## YOUR OBJECTIVE
Lines holding the string "JSON" are the ones to copy from this listing.

## EXCERPTED DATA
------------

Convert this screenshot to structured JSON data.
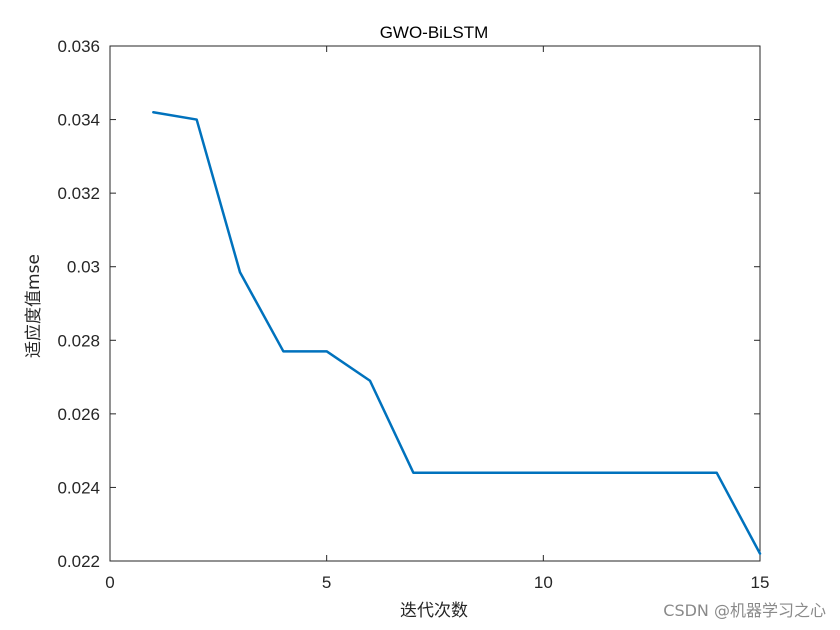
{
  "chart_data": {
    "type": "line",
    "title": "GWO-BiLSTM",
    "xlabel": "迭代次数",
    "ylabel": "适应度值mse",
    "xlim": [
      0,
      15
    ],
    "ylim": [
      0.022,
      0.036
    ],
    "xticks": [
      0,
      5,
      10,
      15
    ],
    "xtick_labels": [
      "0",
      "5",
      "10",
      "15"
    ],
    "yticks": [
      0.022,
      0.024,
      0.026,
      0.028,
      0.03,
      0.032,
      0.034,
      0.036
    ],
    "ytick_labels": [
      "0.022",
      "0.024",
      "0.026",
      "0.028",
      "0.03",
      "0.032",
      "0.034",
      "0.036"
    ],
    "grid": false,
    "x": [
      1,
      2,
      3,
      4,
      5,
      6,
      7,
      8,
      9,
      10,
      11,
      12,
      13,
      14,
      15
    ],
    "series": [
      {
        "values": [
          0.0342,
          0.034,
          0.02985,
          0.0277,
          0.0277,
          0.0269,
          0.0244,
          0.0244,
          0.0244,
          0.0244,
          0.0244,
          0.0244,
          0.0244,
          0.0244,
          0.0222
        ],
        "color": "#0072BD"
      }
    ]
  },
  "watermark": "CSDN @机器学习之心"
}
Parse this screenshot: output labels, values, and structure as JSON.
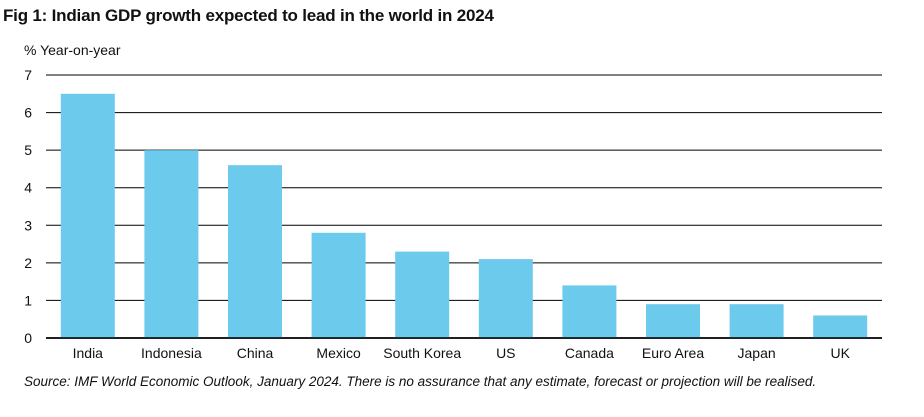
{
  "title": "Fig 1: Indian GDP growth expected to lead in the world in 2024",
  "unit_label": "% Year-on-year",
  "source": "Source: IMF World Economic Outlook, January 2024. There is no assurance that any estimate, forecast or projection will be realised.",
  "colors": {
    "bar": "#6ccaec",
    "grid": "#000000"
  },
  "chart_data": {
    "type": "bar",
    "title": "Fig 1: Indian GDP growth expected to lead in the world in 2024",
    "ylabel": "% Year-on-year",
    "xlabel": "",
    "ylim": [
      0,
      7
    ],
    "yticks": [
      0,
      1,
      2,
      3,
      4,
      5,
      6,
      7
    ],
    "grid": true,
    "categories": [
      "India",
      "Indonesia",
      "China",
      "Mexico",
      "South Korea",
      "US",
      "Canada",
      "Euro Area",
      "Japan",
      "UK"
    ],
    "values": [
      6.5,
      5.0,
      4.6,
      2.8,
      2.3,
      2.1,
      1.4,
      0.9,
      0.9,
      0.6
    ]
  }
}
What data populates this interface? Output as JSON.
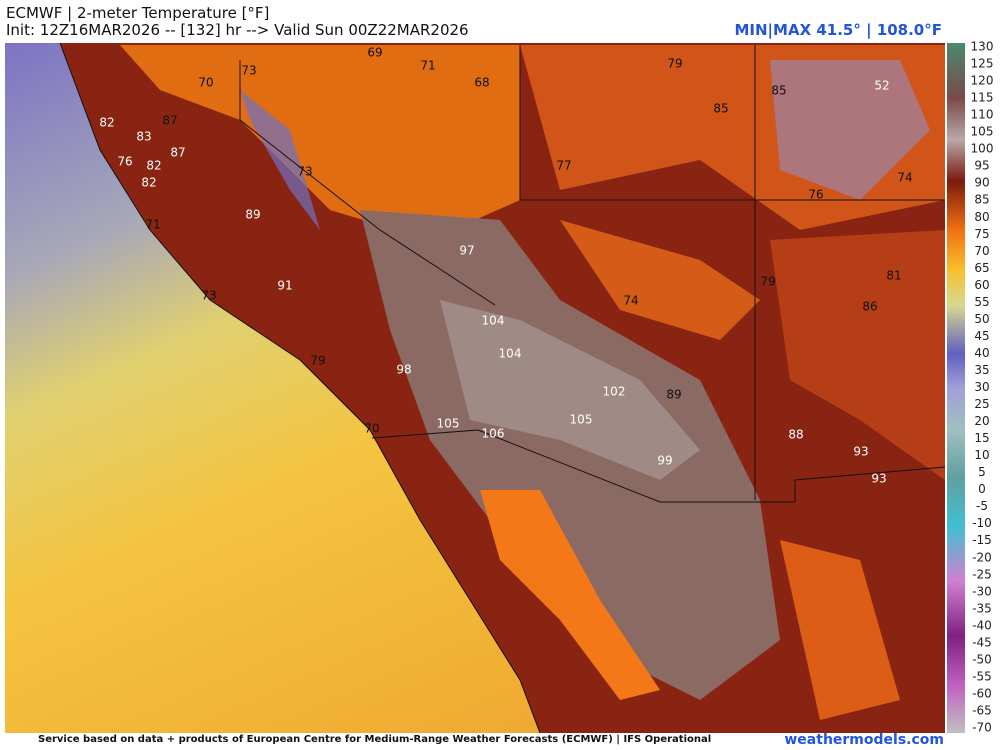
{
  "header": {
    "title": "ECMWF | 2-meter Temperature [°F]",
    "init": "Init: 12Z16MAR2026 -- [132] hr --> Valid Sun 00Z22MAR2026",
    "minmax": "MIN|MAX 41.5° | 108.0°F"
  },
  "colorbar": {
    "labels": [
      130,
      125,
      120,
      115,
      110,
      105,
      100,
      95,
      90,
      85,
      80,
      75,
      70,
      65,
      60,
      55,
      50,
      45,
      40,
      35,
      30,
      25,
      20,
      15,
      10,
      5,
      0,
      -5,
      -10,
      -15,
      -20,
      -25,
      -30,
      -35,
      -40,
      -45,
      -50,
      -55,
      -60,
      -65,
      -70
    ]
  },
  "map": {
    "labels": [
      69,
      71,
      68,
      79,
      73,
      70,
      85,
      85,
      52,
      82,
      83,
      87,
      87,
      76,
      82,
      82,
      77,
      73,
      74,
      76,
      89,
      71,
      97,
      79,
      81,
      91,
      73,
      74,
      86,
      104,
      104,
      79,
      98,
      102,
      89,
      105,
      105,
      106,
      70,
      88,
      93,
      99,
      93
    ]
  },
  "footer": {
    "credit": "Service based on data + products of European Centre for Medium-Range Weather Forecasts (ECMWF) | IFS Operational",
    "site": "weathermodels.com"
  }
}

------------

## OUTPUT BELOW
Convert this screenshot to structured JSON data.
Parse this screenshot: output labels, values, and structure as JSON.
What data populates this interface? Output as JSON.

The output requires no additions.